> [What to produce]: Go through the data below. List every line that holds the word "track".
┌─ Extracted data
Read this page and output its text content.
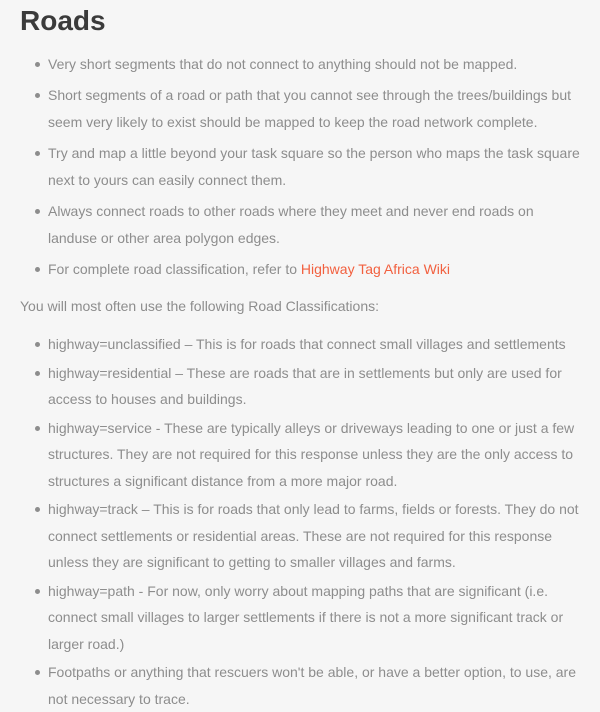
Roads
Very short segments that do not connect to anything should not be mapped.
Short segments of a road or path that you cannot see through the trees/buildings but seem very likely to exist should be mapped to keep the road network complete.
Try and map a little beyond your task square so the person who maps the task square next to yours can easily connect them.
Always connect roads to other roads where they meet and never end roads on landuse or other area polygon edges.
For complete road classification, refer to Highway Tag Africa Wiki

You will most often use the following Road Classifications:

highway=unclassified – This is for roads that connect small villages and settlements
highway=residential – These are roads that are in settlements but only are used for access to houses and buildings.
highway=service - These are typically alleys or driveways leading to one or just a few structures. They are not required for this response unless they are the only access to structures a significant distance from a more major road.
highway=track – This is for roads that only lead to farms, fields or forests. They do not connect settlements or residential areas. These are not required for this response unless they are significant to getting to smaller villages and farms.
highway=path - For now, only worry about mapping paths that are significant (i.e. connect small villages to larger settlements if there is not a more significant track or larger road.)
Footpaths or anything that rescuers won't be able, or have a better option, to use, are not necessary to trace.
└─
> [Response to the exercise]:
highway=track – This is for roads that only lead to farms, fields or forests. They do not connect settlements or residential areas. These are not required for this response unless they are significant to getting to smaller villages and farms.
highway=path - For now, only worry about mapping paths that are significant (i.e. connect small villages to larger settlements if there is not a more significant track or larger road.)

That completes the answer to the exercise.